_Required task_.
Type out the complete listing below word for word, without its pictures.

_Data in this exercise_.
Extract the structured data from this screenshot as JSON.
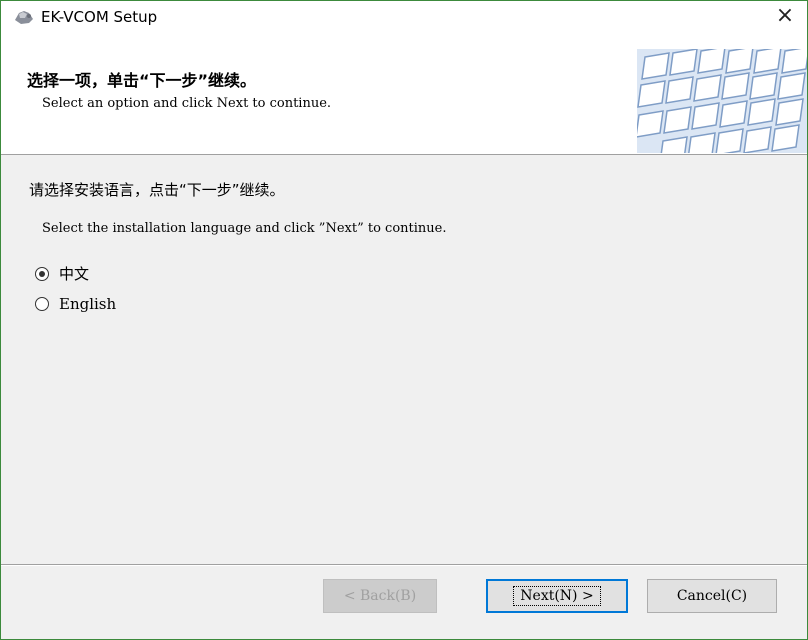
{
  "window": {
    "title": "EK-VCOM Setup",
    "close_glyph": "×",
    "app_icon": "setup-icon"
  },
  "header": {
    "title": "选择一项，单击“下一步”继续。",
    "subtitle": "Select an option and click Next to continue.",
    "banner_image": "keyboard-image"
  },
  "content": {
    "instruction_cn": "请选择安装语言，点击“下一步”继续。",
    "instruction_en": "Select the installation language and click ”Next” to continue.",
    "options": [
      {
        "label": "中文",
        "selected": true
      },
      {
        "label": "English",
        "selected": false
      }
    ]
  },
  "buttons": {
    "back": "< Back(B)",
    "next": "Next(N) >",
    "cancel": "Cancel(C)"
  }
}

_Task result_.
Extract the structured data from this screenshot as JSON.
{
  "window": {
    "title": "EK-VCOM Setup",
    "close_glyph": "×",
    "app_icon": "setup-icon"
  },
  "header": {
    "title": "选择一项，单击“下一步”继续。",
    "subtitle": "Select an option and click Next to continue.",
    "banner_image": "keyboard-image"
  },
  "content": {
    "instruction_cn": "请选择安装语言，点击“下一步”继续。",
    "instruction_en": "Select the installation language and click ”Next” to continue.",
    "options": [
      {
        "label": "中文",
        "selected": true
      },
      {
        "label": "English",
        "selected": false
      }
    ]
  },
  "buttons": {
    "back": "< Back(B)",
    "next": "Next(N) >",
    "cancel": "Cancel(C)"
  }
}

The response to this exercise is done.